-- BEGIN Data to process --

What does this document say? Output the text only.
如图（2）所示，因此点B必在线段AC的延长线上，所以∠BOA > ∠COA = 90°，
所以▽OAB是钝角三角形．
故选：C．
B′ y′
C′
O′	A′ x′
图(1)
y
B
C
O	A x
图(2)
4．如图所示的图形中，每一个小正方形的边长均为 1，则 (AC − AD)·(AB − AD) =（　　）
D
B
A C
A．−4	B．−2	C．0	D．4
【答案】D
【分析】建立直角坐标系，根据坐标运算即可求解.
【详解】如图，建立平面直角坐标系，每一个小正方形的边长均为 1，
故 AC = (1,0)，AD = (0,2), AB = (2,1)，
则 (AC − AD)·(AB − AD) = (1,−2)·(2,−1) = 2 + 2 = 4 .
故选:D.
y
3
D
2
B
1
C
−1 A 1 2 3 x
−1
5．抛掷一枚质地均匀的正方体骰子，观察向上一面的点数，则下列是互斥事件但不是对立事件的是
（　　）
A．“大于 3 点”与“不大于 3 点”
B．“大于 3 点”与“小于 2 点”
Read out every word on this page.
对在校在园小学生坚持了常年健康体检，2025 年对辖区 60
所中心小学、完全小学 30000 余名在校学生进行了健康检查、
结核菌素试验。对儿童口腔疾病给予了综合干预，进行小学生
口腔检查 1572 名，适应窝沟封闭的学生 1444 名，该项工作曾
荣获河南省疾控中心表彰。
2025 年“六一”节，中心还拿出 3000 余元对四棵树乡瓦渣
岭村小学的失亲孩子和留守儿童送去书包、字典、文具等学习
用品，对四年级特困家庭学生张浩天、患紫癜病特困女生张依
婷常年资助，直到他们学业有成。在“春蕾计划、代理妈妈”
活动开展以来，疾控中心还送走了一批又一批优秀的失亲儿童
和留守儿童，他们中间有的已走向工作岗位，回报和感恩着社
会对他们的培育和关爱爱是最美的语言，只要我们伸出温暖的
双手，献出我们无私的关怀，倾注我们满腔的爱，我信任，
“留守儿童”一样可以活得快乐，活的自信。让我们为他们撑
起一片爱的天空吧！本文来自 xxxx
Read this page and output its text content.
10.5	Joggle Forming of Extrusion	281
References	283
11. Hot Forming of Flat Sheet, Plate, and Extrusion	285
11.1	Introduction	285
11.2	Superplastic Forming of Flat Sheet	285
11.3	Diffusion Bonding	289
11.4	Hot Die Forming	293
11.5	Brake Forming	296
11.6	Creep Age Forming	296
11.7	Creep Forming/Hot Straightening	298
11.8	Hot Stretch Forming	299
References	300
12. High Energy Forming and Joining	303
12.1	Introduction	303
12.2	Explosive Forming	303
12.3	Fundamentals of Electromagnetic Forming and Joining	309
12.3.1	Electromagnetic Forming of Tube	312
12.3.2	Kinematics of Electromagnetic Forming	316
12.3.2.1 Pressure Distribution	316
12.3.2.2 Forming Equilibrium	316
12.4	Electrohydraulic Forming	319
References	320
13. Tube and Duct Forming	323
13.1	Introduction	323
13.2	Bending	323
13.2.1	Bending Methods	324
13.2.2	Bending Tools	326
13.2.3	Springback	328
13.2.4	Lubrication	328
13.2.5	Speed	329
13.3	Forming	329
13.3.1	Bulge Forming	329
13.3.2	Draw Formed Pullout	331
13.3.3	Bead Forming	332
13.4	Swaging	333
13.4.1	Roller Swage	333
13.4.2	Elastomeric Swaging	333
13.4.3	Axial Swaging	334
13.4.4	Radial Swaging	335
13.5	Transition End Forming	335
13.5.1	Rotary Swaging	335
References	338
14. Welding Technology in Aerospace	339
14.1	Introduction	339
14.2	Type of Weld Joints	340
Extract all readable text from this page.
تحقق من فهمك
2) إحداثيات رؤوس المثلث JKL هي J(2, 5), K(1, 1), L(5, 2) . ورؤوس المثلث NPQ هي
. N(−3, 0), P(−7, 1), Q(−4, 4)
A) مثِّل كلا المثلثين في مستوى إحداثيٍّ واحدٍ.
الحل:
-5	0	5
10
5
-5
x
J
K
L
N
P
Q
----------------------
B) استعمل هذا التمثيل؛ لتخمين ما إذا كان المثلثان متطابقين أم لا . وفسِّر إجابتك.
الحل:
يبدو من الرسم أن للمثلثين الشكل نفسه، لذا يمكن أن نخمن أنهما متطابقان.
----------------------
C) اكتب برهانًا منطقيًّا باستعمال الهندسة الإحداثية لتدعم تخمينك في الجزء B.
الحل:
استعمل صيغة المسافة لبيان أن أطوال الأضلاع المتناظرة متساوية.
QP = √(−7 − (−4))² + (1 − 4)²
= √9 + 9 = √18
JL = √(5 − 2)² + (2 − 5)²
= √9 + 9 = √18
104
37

-- END Data to process --

### Task directions
From the entries above, pull out each line that includes "Sheet".

### Solved problem
11. Hot Forming of Flat Sheet, Plate, and Extrusion	285
11.2	Superplastic Forming of Flat Sheet	285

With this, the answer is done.